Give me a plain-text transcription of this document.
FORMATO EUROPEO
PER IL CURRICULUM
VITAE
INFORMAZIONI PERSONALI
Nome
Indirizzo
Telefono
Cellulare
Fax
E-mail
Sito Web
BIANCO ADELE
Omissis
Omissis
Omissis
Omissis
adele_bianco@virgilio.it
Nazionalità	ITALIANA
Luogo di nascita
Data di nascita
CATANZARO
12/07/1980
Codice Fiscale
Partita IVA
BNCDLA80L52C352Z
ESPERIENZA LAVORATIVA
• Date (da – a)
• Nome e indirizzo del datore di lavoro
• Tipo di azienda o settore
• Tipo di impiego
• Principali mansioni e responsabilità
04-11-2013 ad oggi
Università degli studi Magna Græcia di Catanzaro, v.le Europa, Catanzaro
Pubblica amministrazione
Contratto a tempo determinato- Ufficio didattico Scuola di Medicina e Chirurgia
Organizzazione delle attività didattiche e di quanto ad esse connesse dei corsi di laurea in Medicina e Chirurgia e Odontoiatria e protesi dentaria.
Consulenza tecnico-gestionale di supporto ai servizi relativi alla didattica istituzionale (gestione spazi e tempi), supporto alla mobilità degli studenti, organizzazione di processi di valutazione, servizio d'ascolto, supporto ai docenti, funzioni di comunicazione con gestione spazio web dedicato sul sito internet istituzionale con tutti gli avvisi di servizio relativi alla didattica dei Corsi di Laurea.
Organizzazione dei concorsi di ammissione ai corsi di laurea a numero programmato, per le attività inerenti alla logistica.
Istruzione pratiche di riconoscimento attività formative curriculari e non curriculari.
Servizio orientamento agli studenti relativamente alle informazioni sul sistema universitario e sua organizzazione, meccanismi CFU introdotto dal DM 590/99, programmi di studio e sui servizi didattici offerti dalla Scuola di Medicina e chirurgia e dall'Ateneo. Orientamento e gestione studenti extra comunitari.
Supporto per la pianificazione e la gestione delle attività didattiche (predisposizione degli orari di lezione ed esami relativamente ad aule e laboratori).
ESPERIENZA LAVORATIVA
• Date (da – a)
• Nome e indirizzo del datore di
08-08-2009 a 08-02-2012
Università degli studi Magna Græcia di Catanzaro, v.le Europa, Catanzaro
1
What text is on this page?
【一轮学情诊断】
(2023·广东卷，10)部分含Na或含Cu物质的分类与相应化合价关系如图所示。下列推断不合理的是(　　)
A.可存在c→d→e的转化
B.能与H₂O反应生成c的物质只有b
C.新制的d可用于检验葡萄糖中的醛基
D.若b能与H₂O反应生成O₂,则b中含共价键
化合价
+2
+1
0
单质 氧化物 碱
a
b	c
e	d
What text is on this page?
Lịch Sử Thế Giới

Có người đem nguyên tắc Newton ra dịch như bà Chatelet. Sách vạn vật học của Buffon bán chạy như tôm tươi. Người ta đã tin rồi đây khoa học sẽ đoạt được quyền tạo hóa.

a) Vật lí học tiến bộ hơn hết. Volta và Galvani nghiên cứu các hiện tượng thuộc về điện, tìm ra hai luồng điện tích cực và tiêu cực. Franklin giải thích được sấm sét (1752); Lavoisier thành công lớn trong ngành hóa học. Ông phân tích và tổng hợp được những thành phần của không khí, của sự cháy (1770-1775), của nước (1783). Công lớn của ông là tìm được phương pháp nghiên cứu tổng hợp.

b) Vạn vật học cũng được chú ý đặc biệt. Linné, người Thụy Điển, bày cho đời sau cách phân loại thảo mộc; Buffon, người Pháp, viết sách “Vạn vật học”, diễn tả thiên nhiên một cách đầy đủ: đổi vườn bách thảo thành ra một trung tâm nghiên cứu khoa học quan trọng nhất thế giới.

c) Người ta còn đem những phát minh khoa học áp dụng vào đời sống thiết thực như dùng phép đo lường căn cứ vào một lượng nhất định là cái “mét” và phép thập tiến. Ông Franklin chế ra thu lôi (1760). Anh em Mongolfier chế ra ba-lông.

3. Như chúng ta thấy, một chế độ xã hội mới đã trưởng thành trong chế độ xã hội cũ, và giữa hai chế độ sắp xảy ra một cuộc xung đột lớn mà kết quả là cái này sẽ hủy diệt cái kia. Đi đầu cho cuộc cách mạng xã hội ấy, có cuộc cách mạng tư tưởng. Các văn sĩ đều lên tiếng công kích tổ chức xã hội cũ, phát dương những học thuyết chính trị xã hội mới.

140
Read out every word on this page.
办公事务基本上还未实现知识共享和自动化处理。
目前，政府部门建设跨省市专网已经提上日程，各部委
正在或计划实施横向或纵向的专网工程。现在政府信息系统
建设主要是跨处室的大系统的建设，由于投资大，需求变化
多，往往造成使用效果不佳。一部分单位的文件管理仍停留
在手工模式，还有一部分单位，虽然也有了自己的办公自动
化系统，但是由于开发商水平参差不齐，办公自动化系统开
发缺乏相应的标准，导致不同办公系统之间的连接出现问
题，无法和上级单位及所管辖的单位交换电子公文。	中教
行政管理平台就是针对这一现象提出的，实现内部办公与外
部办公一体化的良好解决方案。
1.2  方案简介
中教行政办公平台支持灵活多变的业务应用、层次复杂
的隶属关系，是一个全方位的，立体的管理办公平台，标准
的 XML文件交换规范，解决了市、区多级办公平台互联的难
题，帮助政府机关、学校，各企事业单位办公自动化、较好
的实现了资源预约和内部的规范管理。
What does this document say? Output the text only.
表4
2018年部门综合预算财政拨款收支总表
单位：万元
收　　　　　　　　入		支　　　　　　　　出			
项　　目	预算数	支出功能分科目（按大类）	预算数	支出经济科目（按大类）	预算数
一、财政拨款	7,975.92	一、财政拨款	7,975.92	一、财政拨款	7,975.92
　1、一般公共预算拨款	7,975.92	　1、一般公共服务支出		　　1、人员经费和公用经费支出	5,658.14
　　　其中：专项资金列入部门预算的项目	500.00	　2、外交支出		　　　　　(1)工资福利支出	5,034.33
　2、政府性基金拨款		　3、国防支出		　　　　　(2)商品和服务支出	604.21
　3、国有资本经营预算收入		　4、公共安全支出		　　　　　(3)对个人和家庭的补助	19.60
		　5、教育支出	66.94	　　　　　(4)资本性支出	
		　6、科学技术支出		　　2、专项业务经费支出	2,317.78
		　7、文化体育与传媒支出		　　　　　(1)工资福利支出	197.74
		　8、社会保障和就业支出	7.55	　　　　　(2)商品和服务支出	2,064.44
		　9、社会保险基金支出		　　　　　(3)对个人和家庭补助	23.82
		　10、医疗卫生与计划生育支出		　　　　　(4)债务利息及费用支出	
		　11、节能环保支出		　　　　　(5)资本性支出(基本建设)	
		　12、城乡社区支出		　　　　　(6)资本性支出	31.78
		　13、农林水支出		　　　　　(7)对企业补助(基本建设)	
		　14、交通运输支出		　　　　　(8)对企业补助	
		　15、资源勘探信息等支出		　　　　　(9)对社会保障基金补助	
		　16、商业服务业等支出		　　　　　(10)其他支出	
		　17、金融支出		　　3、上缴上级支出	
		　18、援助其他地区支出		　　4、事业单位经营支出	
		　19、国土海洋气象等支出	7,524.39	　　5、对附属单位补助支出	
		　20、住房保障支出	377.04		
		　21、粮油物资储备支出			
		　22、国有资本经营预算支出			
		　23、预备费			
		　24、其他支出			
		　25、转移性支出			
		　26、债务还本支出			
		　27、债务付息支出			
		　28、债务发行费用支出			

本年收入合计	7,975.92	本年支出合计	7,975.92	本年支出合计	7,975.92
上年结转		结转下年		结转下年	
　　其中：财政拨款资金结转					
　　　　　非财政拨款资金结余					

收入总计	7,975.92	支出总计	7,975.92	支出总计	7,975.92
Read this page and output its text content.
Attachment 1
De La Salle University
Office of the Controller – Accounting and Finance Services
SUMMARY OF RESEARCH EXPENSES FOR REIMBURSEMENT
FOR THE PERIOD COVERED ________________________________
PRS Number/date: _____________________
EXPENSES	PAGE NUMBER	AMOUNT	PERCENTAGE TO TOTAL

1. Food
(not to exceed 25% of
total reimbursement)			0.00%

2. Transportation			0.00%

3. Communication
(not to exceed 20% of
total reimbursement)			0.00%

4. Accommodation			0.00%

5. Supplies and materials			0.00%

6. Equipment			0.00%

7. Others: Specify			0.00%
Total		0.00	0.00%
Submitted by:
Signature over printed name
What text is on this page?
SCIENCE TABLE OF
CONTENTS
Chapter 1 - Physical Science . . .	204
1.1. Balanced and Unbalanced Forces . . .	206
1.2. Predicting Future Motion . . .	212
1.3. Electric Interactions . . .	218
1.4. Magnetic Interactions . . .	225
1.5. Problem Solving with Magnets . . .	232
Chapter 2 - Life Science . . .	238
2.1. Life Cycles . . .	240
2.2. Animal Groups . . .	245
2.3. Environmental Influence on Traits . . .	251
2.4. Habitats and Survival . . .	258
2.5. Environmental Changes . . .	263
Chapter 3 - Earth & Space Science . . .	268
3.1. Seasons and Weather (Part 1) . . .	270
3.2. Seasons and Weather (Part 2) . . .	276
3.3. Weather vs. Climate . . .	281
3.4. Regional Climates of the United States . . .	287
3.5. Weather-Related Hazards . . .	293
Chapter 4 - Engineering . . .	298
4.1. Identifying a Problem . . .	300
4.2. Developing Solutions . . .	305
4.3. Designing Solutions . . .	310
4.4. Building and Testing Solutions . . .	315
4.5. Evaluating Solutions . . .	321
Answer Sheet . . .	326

########

Count how many lines in the data contain the word "didattiche", giving the number without comment.

2